**EXERCISE GOAL**
Answer with a number only: how many lines of the data contain "image"?

--

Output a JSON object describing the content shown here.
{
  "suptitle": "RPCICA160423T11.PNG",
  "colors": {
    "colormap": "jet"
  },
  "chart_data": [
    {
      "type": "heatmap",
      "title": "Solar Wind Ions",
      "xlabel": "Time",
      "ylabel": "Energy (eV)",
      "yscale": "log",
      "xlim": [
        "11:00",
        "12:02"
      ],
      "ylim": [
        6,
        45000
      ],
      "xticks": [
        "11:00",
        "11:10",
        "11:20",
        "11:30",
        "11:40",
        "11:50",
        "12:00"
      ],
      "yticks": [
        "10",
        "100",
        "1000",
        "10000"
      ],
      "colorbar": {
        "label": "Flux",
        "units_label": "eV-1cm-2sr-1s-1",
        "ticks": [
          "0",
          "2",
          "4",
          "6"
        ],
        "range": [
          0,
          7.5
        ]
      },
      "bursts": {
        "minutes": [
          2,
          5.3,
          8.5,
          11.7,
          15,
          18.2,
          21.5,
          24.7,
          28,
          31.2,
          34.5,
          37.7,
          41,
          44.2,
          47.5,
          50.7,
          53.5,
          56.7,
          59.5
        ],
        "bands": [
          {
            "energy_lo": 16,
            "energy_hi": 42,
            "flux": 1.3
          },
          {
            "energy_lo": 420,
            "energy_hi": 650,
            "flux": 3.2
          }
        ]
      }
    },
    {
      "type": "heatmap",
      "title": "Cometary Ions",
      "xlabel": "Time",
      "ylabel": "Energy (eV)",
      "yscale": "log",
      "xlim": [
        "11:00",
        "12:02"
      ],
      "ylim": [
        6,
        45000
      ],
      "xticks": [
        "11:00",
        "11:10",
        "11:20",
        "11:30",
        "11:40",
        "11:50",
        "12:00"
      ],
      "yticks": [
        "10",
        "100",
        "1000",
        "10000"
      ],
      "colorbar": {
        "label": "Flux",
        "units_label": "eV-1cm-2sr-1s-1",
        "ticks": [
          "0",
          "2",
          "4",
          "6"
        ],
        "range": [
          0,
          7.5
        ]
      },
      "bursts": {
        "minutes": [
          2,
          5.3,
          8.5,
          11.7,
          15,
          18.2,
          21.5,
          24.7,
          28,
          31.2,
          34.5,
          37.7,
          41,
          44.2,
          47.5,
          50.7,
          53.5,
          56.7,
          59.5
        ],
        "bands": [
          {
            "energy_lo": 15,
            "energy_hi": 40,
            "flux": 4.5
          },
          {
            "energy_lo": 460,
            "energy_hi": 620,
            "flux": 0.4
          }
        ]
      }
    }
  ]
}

--

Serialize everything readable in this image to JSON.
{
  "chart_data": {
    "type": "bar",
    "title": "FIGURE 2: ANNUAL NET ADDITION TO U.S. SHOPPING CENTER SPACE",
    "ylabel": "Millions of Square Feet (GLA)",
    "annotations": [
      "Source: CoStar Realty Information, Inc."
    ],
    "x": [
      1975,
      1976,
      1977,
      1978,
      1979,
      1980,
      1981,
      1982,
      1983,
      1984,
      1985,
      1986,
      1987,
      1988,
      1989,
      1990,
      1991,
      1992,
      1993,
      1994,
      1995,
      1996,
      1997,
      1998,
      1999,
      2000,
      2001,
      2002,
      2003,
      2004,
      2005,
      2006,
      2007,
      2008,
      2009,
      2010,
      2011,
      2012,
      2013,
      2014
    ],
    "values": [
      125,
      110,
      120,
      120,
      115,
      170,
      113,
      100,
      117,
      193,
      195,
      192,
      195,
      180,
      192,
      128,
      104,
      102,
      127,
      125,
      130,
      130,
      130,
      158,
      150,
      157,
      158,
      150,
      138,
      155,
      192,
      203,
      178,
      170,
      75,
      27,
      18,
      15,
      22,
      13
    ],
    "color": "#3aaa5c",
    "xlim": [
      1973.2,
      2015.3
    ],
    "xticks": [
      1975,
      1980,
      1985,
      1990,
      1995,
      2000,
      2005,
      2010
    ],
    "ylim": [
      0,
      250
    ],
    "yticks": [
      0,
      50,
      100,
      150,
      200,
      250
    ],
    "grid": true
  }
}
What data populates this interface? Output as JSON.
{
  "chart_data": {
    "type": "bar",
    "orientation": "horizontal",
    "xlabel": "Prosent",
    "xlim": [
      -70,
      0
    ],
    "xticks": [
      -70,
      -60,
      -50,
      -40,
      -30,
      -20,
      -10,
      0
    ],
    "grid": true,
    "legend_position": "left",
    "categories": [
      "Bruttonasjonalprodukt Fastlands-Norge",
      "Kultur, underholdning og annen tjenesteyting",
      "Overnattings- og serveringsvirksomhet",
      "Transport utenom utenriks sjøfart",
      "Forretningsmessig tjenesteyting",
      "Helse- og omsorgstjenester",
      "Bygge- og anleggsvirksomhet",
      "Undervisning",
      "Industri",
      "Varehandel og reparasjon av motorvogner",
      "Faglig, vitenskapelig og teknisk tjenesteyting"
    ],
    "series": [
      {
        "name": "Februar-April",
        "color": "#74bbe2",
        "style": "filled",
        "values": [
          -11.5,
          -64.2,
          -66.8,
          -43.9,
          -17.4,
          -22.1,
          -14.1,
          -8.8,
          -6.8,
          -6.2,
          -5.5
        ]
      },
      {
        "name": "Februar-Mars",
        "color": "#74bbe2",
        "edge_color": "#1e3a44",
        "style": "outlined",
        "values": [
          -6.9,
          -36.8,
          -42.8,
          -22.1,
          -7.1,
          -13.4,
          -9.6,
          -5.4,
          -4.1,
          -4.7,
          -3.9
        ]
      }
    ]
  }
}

--

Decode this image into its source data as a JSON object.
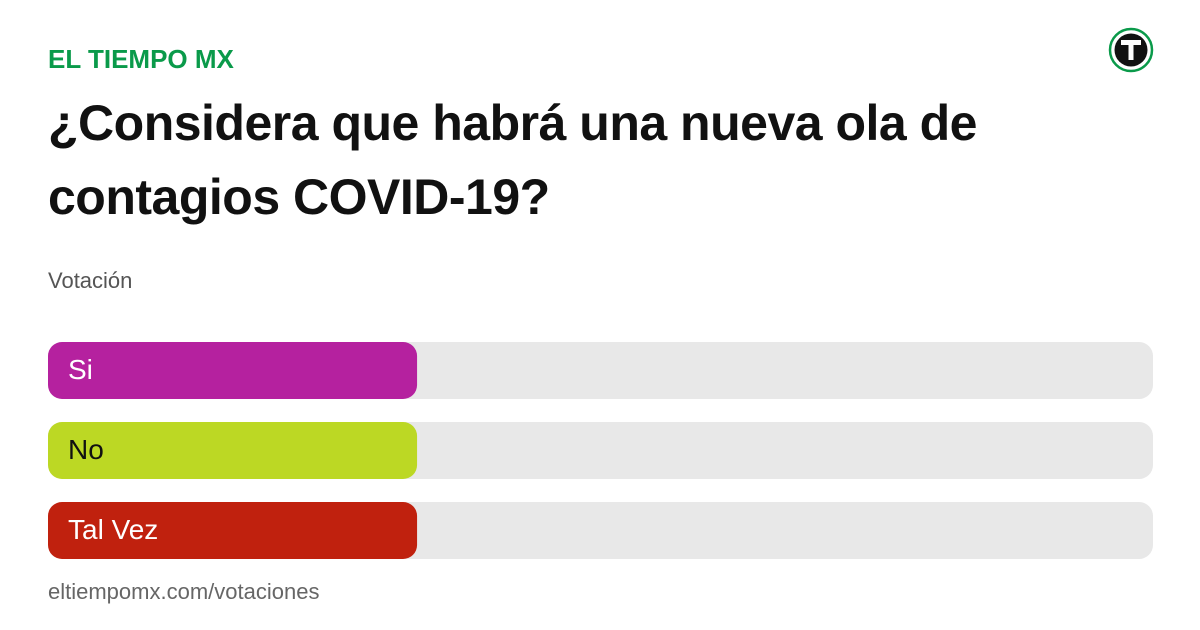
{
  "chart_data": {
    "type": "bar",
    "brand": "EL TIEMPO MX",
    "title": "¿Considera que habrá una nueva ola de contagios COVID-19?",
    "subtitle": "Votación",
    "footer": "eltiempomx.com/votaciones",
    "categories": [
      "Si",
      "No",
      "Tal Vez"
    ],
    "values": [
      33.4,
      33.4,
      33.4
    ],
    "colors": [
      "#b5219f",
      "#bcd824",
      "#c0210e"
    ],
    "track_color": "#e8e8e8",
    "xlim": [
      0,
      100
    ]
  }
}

--

**RESULT**
2